Figure contents as structured data
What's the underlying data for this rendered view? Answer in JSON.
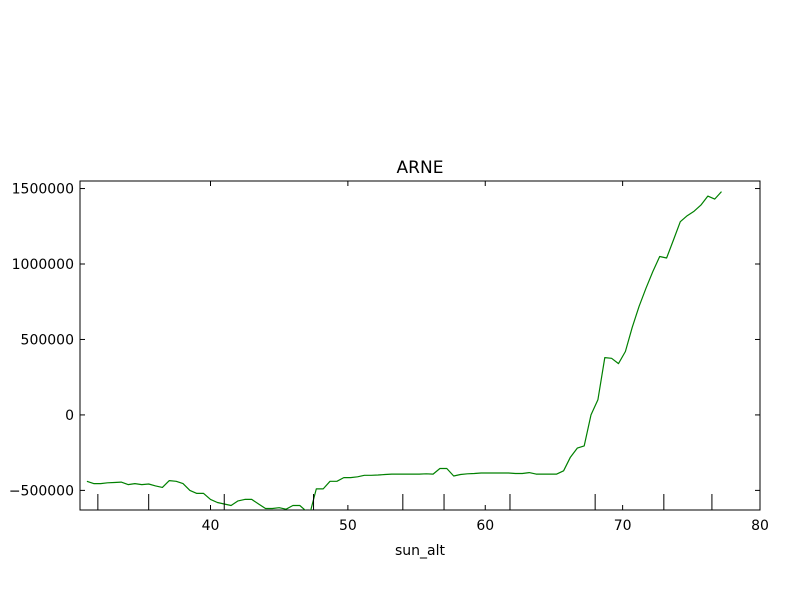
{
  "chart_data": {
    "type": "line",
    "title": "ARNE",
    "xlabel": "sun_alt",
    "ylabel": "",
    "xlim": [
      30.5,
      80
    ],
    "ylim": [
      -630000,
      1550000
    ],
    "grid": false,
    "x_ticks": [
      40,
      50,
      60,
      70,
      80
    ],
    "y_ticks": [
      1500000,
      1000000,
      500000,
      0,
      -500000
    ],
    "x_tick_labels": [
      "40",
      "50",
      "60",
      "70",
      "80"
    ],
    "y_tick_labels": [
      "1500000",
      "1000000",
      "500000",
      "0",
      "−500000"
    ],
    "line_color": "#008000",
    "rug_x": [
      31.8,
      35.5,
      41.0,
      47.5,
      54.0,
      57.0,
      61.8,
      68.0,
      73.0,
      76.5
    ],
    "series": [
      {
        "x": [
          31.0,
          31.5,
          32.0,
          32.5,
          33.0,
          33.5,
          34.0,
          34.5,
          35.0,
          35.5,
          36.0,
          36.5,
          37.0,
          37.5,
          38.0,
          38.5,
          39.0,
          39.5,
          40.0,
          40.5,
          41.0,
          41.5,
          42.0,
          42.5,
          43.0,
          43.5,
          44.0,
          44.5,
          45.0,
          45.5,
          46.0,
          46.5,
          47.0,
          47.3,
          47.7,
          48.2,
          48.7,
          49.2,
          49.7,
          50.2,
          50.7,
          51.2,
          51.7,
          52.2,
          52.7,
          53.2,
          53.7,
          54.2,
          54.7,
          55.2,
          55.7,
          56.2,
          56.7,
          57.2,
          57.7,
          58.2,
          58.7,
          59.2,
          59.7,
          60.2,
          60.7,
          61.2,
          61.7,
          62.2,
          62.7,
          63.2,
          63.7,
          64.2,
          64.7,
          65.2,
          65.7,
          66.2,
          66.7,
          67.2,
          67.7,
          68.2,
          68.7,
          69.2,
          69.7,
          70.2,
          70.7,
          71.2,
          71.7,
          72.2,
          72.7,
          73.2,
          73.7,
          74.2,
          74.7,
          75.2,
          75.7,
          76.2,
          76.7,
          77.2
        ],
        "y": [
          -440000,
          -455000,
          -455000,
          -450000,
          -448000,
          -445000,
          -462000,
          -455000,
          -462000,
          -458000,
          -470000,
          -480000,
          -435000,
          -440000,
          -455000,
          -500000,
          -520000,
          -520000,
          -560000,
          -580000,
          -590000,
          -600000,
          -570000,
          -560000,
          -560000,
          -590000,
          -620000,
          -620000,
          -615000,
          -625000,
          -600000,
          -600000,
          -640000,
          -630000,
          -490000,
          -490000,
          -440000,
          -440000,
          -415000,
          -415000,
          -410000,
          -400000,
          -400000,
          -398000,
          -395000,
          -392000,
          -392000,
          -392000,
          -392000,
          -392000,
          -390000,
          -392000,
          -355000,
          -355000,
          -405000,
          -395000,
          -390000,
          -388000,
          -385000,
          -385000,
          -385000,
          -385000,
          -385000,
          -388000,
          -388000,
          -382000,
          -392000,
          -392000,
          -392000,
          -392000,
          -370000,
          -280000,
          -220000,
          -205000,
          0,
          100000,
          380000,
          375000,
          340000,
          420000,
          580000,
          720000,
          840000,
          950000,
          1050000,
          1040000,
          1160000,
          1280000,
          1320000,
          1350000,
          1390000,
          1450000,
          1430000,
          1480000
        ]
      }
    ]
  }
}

Task details: The records shown above are to be repeated exactly, with the pictures left out.

Solution:
What's the underlying data for this rendered view? Answer in JSON.
{
  "chart_data": {
    "type": "line",
    "title": "ARNE",
    "xlabel": "sun_alt",
    "ylabel": "",
    "xlim": [
      30.5,
      80
    ],
    "ylim": [
      -630000,
      1550000
    ],
    "grid": false,
    "x_ticks": [
      40,
      50,
      60,
      70,
      80
    ],
    "y_ticks": [
      1500000,
      1000000,
      500000,
      0,
      -500000
    ],
    "x_tick_labels": [
      "40",
      "50",
      "60",
      "70",
      "80"
    ],
    "y_tick_labels": [
      "1500000",
      "1000000",
      "500000",
      "0",
      "−500000"
    ],
    "line_color": "#008000",
    "rug_x": [
      31.8,
      35.5,
      41.0,
      47.5,
      54.0,
      57.0,
      61.8,
      68.0,
      73.0,
      76.5
    ],
    "series": [
      {
        "x": [
          31.0,
          31.5,
          32.0,
          32.5,
          33.0,
          33.5,
          34.0,
          34.5,
          35.0,
          35.5,
          36.0,
          36.5,
          37.0,
          37.5,
          38.0,
          38.5,
          39.0,
          39.5,
          40.0,
          40.5,
          41.0,
          41.5,
          42.0,
          42.5,
          43.0,
          43.5,
          44.0,
          44.5,
          45.0,
          45.5,
          46.0,
          46.5,
          47.0,
          47.3,
          47.7,
          48.2,
          48.7,
          49.2,
          49.7,
          50.2,
          50.7,
          51.2,
          51.7,
          52.2,
          52.7,
          53.2,
          53.7,
          54.2,
          54.7,
          55.2,
          55.7,
          56.2,
          56.7,
          57.2,
          57.7,
          58.2,
          58.7,
          59.2,
          59.7,
          60.2,
          60.7,
          61.2,
          61.7,
          62.2,
          62.7,
          63.2,
          63.7,
          64.2,
          64.7,
          65.2,
          65.7,
          66.2,
          66.7,
          67.2,
          67.7,
          68.2,
          68.7,
          69.2,
          69.7,
          70.2,
          70.7,
          71.2,
          71.7,
          72.2,
          72.7,
          73.2,
          73.7,
          74.2,
          74.7,
          75.2,
          75.7,
          76.2,
          76.7,
          77.2
        ],
        "y": [
          -440000,
          -455000,
          -455000,
          -450000,
          -448000,
          -445000,
          -462000,
          -455000,
          -462000,
          -458000,
          -470000,
          -480000,
          -435000,
          -440000,
          -455000,
          -500000,
          -520000,
          -520000,
          -560000,
          -580000,
          -590000,
          -600000,
          -570000,
          -560000,
          -560000,
          -590000,
          -620000,
          -620000,
          -615000,
          -625000,
          -600000,
          -600000,
          -640000,
          -630000,
          -490000,
          -490000,
          -440000,
          -440000,
          -415000,
          -415000,
          -410000,
          -400000,
          -400000,
          -398000,
          -395000,
          -392000,
          -392000,
          -392000,
          -392000,
          -392000,
          -390000,
          -392000,
          -355000,
          -355000,
          -405000,
          -395000,
          -390000,
          -388000,
          -385000,
          -385000,
          -385000,
          -385000,
          -385000,
          -388000,
          -388000,
          -382000,
          -392000,
          -392000,
          -392000,
          -392000,
          -370000,
          -280000,
          -220000,
          -205000,
          0,
          100000,
          380000,
          375000,
          340000,
          420000,
          580000,
          720000,
          840000,
          950000,
          1050000,
          1040000,
          1160000,
          1280000,
          1320000,
          1350000,
          1390000,
          1450000,
          1430000,
          1480000
        ]
      }
    ]
  }
}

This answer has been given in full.